Print, unchanged, the lines of the rows below from the one holding "logical-relaxation-box: Logical relaxation" through the one holding "363, 105, 418]", inclusive.

'''

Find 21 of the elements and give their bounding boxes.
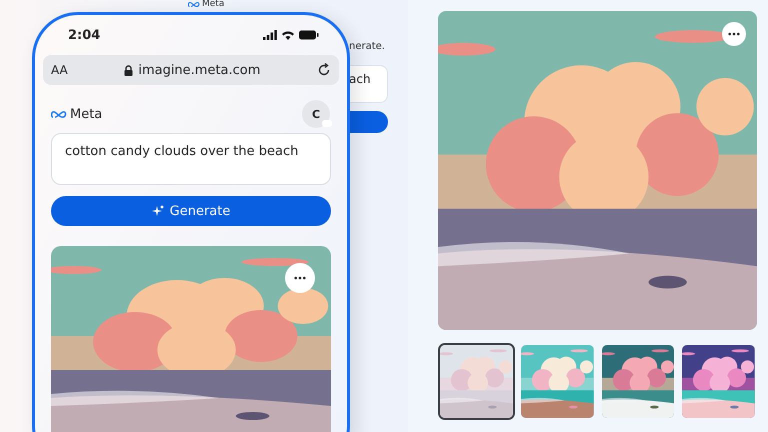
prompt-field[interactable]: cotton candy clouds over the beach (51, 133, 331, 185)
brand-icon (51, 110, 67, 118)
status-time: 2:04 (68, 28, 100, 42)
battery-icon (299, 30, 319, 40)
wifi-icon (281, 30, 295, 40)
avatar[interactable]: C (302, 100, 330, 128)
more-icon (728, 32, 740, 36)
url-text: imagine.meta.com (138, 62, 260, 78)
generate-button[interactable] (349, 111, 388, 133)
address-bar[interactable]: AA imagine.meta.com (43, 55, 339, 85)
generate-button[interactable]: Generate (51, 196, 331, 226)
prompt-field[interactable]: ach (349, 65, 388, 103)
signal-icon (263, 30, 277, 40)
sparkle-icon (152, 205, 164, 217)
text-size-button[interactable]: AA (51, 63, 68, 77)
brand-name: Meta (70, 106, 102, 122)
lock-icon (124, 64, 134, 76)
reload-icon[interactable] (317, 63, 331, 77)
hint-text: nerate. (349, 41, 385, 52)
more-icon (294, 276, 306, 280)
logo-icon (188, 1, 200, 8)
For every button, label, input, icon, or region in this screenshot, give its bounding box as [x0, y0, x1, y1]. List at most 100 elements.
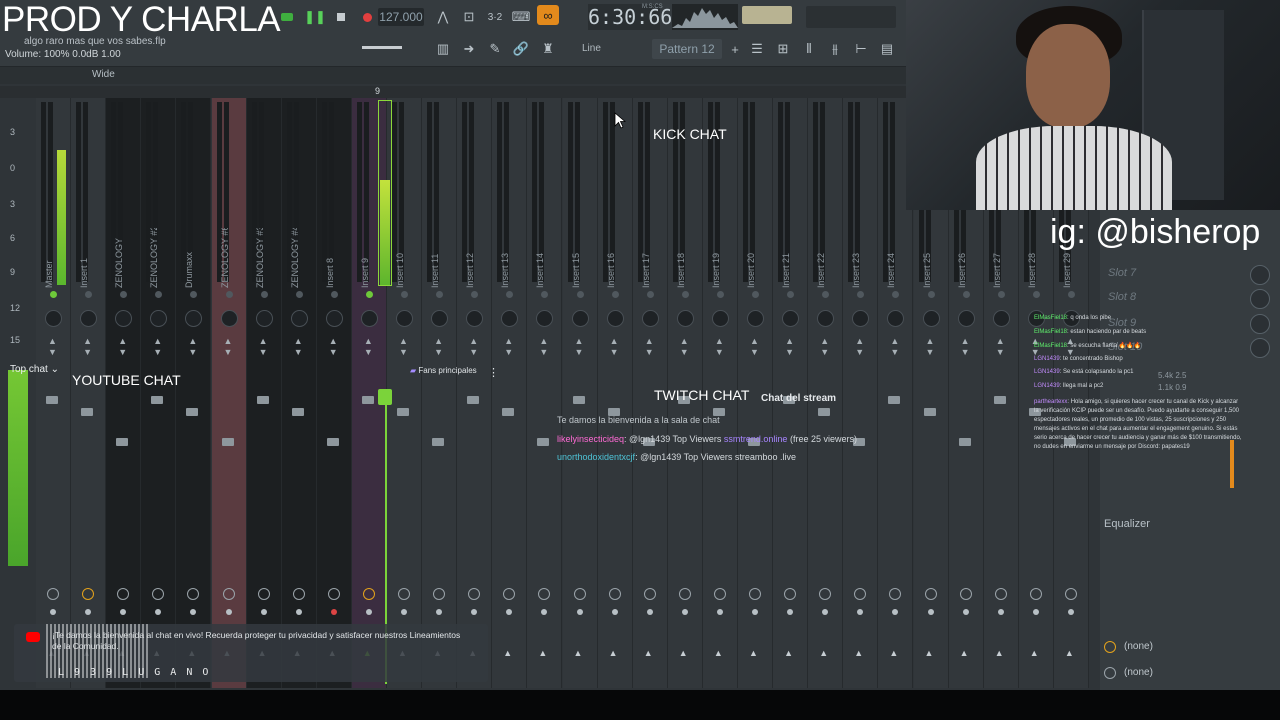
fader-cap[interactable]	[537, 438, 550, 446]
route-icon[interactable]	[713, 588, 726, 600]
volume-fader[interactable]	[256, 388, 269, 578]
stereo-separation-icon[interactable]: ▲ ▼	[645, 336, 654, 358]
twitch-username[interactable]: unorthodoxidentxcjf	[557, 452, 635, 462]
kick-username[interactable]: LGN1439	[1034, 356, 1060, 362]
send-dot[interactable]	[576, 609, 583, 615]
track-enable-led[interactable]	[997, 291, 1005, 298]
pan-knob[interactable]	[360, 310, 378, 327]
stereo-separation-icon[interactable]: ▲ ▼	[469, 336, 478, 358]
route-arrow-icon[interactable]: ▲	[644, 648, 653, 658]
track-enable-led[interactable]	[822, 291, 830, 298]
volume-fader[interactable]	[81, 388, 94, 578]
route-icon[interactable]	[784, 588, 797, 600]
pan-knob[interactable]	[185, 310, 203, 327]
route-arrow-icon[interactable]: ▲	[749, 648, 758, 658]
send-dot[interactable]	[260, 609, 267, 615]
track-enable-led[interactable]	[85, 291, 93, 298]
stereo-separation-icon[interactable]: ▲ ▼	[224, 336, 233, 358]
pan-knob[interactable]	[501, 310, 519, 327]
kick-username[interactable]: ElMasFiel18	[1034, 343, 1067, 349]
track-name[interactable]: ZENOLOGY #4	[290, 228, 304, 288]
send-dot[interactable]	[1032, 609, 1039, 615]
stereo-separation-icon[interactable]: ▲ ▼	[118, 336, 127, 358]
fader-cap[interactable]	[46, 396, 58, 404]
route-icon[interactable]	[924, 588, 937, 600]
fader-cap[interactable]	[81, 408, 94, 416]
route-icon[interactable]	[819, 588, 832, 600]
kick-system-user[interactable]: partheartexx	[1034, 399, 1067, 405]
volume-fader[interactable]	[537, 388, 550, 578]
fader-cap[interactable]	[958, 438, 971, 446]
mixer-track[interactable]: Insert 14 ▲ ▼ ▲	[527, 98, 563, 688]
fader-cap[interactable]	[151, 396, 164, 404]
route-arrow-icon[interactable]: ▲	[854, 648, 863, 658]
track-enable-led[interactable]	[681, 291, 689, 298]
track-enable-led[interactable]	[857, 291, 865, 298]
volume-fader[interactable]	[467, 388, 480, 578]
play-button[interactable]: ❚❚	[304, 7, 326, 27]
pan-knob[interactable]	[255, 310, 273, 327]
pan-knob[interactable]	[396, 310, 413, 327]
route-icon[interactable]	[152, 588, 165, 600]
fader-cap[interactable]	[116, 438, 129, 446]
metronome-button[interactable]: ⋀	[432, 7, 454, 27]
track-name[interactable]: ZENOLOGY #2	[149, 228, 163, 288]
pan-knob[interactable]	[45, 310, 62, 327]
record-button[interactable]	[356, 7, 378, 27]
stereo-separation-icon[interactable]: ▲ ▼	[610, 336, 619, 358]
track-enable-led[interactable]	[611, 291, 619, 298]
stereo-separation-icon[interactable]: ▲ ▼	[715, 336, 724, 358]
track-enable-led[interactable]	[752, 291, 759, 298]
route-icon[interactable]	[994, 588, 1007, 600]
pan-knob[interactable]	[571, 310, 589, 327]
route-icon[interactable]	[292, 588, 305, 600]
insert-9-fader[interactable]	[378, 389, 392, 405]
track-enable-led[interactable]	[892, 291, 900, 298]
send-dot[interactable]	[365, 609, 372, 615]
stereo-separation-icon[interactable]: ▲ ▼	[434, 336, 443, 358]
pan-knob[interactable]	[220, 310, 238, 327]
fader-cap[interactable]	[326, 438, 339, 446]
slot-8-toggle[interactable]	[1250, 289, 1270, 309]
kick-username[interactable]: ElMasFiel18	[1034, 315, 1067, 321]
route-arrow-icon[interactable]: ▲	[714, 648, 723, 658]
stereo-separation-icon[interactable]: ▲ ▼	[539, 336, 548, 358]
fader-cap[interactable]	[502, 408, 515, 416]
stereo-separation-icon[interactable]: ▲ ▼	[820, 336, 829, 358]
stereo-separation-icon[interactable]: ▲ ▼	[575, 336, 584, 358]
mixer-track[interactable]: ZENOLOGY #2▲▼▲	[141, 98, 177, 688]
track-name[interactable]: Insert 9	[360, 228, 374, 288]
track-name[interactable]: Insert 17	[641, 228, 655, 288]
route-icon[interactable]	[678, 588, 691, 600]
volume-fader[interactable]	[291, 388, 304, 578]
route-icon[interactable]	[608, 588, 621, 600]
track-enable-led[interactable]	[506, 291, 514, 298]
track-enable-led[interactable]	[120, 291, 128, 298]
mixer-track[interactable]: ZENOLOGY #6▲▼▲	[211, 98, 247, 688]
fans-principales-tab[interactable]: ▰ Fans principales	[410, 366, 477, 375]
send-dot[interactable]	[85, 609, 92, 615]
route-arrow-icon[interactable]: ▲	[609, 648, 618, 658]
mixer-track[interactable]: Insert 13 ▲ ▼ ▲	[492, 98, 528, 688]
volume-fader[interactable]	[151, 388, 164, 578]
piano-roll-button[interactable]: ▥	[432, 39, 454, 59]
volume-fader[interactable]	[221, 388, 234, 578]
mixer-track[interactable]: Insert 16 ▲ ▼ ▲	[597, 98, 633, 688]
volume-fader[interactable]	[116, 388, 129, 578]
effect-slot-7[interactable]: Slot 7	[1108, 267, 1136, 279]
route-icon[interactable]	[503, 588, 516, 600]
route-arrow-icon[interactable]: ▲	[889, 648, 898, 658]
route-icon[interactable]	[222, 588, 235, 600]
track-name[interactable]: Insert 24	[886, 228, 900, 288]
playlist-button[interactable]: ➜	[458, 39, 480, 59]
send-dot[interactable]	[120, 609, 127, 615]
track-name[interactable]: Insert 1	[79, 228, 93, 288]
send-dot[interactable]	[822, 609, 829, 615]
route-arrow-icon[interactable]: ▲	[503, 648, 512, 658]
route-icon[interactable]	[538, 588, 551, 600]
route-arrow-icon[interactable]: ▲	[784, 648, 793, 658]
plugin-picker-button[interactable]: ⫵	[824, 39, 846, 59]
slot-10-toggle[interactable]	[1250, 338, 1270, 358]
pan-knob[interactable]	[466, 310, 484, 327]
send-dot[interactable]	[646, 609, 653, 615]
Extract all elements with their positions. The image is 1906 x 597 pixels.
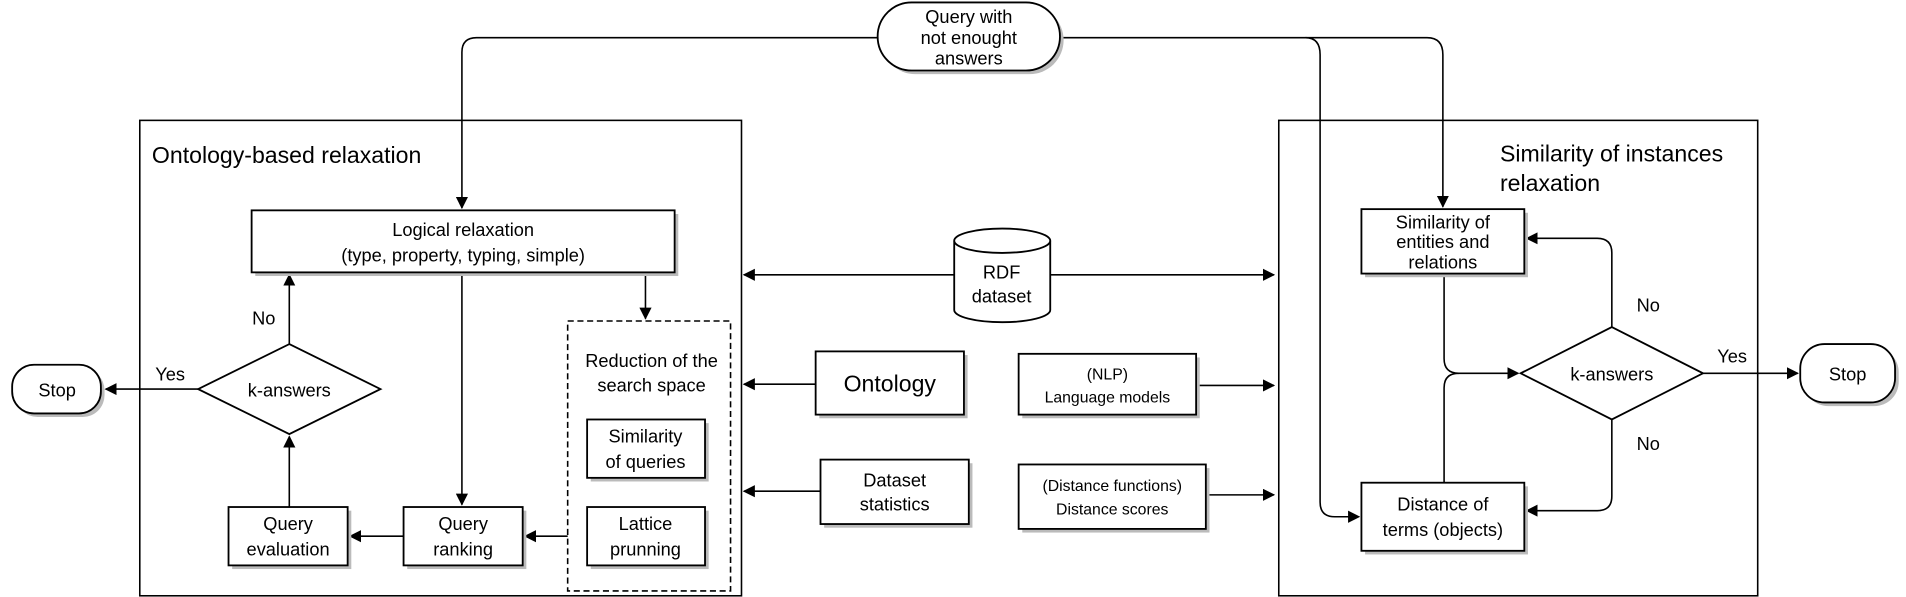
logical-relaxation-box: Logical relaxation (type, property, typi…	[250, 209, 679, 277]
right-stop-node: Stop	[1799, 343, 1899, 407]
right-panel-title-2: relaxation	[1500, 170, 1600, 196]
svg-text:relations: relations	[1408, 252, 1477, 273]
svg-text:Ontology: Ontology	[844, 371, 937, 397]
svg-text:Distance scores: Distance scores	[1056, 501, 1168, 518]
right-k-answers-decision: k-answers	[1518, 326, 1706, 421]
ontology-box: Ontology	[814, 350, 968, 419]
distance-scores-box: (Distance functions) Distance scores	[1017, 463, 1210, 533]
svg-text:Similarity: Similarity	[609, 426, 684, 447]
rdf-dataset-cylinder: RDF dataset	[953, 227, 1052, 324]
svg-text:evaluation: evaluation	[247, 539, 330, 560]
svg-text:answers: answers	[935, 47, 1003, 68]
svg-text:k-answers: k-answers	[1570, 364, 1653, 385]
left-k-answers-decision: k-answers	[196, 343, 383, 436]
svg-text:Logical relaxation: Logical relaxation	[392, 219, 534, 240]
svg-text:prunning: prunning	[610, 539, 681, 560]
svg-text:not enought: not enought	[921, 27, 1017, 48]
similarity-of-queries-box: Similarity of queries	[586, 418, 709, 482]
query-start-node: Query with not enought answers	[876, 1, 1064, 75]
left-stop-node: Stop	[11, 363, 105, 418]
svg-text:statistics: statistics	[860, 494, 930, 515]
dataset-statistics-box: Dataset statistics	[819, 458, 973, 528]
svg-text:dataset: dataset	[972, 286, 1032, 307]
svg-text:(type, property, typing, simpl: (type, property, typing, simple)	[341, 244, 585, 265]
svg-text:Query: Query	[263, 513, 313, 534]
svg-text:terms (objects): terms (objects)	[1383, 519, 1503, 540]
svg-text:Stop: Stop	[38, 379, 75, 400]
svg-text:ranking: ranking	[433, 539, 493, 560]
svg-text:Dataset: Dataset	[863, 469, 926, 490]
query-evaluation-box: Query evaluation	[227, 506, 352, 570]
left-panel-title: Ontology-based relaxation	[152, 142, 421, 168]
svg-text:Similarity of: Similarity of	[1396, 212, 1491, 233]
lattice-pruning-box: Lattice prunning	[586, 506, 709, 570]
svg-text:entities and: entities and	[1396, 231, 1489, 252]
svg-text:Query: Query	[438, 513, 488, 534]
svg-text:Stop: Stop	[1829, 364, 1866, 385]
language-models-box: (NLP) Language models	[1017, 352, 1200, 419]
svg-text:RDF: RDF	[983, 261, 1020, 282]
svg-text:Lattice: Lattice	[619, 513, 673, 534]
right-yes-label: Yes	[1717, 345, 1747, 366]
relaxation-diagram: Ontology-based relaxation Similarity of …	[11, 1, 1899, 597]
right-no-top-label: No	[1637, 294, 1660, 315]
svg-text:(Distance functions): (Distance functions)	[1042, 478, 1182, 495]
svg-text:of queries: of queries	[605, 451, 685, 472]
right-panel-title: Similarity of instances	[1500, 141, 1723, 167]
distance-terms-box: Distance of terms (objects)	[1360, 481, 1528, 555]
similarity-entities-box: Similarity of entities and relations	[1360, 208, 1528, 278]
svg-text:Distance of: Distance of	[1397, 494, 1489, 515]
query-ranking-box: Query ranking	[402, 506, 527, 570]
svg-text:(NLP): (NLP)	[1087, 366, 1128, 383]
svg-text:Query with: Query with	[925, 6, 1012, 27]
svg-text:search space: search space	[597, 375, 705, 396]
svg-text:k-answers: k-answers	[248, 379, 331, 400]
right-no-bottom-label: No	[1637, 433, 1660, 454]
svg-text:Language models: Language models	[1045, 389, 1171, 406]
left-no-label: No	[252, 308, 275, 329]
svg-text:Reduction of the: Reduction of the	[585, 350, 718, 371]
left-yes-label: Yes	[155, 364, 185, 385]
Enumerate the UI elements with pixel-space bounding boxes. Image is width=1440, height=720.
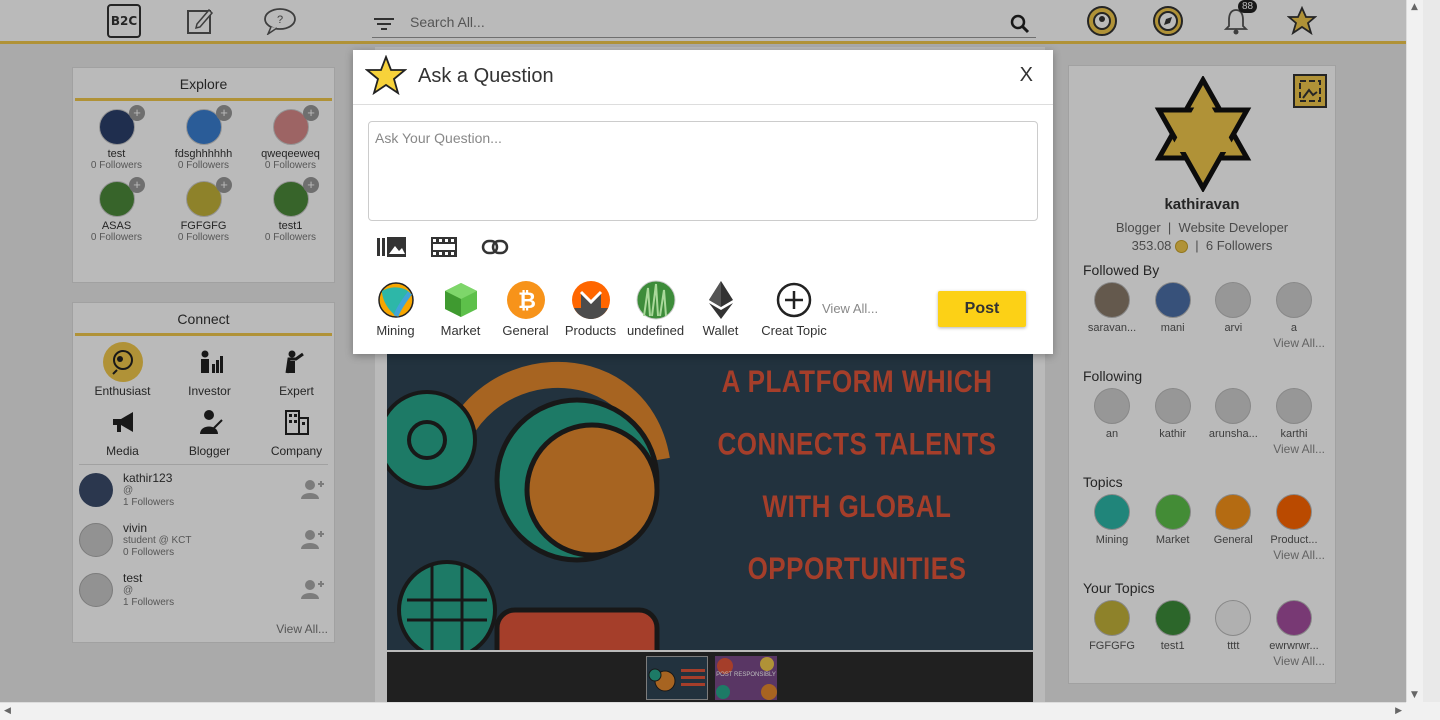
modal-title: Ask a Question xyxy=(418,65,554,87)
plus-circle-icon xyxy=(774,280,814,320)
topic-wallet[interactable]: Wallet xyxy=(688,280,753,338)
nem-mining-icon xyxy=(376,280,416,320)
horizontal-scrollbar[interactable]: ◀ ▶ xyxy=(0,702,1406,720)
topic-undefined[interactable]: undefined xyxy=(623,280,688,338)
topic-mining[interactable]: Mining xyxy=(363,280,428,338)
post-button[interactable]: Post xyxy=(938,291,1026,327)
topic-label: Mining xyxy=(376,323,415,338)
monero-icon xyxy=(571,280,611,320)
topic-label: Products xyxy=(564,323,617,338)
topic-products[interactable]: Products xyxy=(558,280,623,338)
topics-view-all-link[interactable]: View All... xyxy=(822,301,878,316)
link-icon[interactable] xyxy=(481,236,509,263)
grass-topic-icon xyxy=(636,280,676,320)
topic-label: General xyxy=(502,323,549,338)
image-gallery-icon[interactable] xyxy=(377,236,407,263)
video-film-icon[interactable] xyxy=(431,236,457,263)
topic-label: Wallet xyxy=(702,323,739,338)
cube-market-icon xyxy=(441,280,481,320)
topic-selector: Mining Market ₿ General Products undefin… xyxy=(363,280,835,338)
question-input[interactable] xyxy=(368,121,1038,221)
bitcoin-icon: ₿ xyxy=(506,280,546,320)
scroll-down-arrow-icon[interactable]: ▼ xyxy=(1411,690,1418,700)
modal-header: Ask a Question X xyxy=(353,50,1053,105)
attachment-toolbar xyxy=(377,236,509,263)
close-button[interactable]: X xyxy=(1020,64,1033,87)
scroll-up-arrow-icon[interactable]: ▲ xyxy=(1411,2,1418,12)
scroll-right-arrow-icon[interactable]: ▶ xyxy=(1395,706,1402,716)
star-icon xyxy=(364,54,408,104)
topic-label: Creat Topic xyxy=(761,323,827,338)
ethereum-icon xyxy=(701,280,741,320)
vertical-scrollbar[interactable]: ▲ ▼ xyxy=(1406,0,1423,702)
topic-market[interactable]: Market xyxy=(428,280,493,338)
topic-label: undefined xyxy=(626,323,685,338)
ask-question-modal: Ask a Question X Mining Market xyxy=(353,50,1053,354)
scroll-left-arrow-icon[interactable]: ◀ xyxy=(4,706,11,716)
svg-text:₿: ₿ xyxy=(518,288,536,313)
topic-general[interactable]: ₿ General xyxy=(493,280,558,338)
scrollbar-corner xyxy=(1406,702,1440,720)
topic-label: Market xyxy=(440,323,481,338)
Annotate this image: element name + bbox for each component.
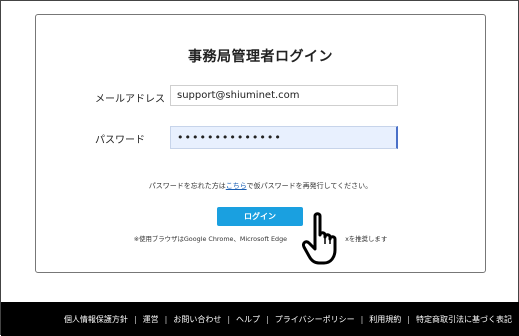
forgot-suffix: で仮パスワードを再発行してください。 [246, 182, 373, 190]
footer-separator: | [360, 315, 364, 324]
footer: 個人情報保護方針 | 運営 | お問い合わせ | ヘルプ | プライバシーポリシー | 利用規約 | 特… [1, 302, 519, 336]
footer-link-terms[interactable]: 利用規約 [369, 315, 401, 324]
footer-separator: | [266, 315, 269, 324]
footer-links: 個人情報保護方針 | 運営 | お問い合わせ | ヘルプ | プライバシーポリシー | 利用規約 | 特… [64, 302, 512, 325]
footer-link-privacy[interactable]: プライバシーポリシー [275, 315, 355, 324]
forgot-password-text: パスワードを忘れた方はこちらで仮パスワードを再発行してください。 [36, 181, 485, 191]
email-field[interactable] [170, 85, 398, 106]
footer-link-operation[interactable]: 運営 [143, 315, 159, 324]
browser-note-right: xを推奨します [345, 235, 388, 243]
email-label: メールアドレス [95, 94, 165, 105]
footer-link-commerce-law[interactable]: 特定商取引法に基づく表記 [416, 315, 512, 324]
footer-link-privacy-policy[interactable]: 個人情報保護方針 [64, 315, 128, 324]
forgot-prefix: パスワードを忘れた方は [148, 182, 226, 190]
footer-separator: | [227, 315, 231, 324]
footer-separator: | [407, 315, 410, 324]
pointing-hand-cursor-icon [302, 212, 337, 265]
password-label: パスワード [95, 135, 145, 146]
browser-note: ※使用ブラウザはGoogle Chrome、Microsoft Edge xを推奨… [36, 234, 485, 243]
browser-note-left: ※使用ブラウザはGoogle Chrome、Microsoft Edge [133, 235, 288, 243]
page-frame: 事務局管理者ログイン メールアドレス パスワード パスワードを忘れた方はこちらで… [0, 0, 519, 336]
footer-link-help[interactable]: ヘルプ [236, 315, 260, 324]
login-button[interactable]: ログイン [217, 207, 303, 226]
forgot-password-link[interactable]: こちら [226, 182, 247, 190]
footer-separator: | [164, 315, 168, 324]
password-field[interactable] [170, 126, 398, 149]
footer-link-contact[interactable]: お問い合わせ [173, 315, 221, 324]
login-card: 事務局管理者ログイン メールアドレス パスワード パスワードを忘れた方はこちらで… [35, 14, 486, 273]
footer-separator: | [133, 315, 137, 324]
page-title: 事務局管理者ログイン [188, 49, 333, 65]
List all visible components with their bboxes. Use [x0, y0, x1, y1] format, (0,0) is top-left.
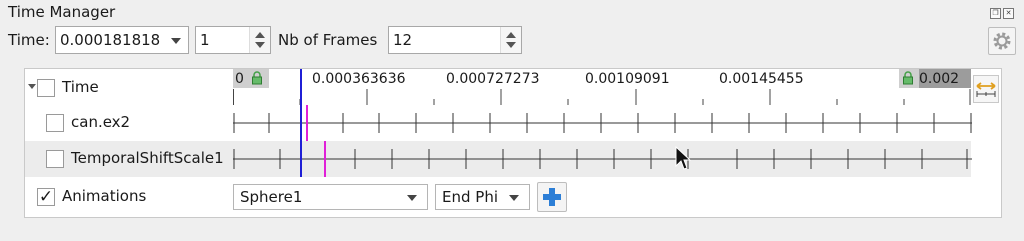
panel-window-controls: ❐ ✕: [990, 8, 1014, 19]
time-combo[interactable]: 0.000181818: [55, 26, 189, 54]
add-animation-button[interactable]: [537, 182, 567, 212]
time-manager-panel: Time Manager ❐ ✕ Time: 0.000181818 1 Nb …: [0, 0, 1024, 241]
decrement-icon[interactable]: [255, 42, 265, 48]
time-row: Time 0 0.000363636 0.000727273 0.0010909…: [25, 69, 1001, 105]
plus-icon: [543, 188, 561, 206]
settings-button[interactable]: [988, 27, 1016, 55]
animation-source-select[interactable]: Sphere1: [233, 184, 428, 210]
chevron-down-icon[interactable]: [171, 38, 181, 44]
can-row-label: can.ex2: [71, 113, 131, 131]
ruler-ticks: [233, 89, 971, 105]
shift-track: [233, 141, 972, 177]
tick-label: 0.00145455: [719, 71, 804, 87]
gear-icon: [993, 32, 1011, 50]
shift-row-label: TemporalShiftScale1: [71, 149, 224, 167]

'''

> [ANSWER TO THIS PROBLEM]
logical-relaxation-box: Logical relaxation (type, property, typi…	[250, 209, 679, 277]
right-stop-node: Stop	[1799, 343, 1899, 407]
right-panel-title-2: relaxation	[1500, 170, 1600, 196]
svg-text:relations: relations	[1408, 252, 1477, 273]
svg-text:Ontology: Ontology	[844, 371, 937, 397]
svg-text:Distance scores: Distance scores	[1056, 501, 1168, 518]
right-k-answers-decision: k-answers	[1518, 326, 1706, 421]
ontology-box: Ontology	[814, 350, 968, 419]
distance-scores-box: (Distance functions) Distance scores	[1017, 463, 1210, 533]
svg-text:Similarity: Similarity	[609, 426, 684, 447]
rdf-dataset-cylinder: RDF dataset	[953, 227, 1052, 324]
svg-text:evaluation: evaluation	[247, 539, 330, 560]
svg-text:answers: answers	[935, 47, 1003, 68]
svg-text:k-answers: k-answers	[1570, 364, 1653, 385]
left-k-answers-decision: k-answers	[196, 343, 383, 436]
svg-text:Logical relaxation: Logical relaxation	[392, 219, 534, 240]
svg-text:prunning: prunning	[610, 539, 681, 560]
svg-text:not enought: not enought	[921, 27, 1017, 48]
similarity-of-queries-box: Similarity of queries	[586, 418, 709, 482]
query-start-node: Query with not enought answers	[876, 1, 1064, 75]
left-stop-node: Stop	[11, 363, 105, 418]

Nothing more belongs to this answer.